Stored rows:
▬▬▬

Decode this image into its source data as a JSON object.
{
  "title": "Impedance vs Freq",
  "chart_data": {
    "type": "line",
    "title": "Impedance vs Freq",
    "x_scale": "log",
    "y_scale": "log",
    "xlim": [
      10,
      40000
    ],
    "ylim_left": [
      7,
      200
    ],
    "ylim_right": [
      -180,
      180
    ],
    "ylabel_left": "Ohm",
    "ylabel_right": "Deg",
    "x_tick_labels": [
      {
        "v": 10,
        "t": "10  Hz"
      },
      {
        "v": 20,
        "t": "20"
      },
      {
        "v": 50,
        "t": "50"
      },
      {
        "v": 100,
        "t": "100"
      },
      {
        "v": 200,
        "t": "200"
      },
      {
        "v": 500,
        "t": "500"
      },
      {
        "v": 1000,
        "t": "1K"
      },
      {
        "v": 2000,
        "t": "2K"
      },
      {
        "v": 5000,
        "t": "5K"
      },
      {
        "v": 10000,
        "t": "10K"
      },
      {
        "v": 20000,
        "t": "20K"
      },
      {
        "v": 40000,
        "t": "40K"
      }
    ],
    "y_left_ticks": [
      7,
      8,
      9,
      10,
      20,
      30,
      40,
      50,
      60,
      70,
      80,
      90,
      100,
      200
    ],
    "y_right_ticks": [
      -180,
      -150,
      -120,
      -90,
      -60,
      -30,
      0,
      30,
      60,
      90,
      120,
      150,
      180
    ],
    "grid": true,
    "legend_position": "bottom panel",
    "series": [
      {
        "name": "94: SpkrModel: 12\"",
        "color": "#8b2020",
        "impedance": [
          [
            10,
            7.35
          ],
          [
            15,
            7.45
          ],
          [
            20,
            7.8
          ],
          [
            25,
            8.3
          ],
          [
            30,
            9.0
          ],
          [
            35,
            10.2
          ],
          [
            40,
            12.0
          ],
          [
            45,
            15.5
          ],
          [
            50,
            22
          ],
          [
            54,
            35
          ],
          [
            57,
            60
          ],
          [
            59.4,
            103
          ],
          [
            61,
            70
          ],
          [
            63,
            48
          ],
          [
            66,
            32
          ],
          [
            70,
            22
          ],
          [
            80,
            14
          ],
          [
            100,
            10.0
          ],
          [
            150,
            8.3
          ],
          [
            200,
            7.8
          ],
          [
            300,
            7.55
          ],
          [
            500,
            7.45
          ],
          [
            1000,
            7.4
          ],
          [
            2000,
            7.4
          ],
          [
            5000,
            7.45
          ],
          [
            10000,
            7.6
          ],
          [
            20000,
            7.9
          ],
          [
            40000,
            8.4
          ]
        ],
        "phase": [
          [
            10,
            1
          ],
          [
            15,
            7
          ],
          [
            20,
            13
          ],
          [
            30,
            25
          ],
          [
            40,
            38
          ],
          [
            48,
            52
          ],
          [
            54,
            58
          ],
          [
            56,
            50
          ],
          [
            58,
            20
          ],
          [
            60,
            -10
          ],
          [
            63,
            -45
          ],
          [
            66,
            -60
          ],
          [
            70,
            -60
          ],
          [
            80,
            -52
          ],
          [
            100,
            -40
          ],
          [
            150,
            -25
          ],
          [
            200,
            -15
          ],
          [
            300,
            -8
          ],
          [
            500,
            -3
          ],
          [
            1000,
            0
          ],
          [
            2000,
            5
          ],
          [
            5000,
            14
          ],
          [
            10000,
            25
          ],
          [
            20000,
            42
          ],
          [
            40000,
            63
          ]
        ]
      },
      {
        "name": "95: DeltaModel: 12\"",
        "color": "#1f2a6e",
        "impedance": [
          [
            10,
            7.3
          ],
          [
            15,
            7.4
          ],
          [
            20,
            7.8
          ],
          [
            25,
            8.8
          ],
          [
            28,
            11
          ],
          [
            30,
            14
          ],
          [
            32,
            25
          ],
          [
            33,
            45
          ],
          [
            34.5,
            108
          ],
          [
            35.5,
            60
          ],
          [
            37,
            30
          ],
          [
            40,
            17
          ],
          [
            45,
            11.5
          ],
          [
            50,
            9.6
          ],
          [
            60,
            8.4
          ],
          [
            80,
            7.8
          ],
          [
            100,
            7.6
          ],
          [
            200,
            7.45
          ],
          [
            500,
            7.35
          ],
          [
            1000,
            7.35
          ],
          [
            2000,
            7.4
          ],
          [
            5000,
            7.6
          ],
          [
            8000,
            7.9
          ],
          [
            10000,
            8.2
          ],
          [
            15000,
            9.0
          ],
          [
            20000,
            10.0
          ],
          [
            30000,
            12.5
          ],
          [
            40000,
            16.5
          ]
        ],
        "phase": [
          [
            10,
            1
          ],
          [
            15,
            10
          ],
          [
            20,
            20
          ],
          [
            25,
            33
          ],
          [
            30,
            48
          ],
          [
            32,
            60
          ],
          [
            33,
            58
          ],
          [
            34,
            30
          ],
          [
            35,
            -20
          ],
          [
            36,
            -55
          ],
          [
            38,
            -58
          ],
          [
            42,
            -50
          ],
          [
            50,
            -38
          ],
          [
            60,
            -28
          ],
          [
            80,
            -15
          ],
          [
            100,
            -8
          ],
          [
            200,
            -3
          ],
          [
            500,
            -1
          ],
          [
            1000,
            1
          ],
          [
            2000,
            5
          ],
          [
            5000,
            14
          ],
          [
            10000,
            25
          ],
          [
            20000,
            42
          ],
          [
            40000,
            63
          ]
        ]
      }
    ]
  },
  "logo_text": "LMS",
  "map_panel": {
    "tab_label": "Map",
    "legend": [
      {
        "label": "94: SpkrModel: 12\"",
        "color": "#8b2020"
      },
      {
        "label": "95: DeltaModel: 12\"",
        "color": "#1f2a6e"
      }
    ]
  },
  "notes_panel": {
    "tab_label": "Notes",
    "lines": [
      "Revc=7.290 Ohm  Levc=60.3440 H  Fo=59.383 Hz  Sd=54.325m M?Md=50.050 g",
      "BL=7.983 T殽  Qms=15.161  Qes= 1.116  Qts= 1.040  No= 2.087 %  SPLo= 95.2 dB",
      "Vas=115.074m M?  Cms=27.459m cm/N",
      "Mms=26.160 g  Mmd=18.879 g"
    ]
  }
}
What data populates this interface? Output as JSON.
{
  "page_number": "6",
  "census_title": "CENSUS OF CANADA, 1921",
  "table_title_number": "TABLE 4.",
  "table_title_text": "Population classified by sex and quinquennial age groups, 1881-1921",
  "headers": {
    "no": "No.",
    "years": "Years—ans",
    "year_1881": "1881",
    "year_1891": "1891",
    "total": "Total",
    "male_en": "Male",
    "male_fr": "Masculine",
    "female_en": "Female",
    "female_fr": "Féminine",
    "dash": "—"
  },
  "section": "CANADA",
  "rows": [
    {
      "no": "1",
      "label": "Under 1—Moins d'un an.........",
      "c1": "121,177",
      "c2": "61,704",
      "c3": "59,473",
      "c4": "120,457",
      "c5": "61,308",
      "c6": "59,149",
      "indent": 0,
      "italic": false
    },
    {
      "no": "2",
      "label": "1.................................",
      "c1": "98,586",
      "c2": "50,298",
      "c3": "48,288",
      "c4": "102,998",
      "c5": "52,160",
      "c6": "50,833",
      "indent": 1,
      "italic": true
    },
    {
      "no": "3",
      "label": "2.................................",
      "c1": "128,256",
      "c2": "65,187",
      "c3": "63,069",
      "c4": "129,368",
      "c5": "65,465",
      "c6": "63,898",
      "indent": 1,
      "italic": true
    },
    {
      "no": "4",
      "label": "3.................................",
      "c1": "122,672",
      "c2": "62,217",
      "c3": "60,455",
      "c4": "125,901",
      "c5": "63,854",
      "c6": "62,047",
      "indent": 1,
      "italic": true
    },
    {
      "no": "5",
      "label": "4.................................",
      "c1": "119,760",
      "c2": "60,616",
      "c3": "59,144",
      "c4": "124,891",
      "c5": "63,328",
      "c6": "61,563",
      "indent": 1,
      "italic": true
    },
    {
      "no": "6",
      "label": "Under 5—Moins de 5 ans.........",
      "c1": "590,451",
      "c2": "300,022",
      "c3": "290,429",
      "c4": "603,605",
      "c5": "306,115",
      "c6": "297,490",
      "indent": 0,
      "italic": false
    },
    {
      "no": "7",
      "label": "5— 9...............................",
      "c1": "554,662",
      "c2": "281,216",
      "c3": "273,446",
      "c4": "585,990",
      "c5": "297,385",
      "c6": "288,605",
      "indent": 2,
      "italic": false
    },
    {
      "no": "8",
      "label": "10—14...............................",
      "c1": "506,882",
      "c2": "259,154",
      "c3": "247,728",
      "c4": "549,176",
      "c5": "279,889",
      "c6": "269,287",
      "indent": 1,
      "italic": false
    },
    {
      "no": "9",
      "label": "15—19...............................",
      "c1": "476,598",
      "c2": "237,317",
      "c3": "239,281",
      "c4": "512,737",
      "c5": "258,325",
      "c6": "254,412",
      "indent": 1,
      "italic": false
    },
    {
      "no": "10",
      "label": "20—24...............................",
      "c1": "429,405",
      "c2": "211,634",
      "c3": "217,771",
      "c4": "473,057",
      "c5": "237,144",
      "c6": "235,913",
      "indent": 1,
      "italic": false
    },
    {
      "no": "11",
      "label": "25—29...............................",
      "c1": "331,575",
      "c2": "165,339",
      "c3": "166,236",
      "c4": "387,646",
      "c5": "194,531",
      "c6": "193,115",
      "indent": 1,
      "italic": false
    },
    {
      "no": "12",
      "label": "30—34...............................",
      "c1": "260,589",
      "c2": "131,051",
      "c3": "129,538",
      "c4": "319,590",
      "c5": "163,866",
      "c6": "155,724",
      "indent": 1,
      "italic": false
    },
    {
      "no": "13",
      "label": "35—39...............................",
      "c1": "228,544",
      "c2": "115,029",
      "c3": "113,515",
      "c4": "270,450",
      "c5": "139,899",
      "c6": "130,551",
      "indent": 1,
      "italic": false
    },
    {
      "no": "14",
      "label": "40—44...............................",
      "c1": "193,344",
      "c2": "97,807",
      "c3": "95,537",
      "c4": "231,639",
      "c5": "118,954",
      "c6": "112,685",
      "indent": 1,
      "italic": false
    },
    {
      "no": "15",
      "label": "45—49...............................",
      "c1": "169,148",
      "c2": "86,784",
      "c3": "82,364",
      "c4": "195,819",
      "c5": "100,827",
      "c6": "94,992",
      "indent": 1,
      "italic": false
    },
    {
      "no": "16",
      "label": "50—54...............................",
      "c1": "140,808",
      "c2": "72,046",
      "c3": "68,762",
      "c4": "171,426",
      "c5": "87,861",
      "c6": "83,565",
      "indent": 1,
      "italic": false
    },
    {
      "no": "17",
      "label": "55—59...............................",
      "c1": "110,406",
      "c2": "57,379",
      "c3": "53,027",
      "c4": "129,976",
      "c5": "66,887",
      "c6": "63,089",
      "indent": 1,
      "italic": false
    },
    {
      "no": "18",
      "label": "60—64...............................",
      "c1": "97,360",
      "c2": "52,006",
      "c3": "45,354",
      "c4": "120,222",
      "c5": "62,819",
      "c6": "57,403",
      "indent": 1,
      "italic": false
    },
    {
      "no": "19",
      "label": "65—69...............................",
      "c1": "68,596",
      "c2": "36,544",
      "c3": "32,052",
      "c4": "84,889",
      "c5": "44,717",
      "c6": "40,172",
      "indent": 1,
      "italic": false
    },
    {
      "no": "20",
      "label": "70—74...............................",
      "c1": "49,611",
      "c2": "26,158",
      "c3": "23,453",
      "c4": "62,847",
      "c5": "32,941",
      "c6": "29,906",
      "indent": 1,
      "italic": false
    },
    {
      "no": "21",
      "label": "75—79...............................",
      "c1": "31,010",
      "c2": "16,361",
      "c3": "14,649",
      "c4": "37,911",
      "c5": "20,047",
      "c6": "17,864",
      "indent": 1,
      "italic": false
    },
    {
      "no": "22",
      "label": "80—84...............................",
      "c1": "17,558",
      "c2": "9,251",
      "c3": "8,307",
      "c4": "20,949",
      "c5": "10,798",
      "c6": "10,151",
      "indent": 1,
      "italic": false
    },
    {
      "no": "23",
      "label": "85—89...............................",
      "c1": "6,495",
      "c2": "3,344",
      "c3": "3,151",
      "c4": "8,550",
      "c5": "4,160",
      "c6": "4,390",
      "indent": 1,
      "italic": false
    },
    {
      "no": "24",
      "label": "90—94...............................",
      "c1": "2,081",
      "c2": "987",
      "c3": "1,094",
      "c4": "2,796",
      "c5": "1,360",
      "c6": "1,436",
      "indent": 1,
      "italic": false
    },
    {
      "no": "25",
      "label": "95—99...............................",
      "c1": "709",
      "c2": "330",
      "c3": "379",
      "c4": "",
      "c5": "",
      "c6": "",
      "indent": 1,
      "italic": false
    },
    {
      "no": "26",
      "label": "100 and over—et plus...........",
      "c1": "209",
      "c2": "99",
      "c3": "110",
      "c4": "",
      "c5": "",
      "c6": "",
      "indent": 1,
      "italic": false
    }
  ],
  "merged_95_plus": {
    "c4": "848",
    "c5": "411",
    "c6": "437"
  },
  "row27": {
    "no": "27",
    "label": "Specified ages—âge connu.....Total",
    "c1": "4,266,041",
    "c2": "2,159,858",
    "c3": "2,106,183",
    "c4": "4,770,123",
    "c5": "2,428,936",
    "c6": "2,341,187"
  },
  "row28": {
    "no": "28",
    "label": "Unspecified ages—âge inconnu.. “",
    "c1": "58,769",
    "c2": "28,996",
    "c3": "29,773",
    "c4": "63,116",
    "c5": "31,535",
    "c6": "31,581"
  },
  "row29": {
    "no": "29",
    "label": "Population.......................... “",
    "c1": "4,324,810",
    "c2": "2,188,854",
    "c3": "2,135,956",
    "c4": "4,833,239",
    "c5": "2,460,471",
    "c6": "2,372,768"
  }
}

▬▬▬

Exercise instructions:
Report how many lines above hold the string "name", giving nothing but the number.

Answer to the problem:
2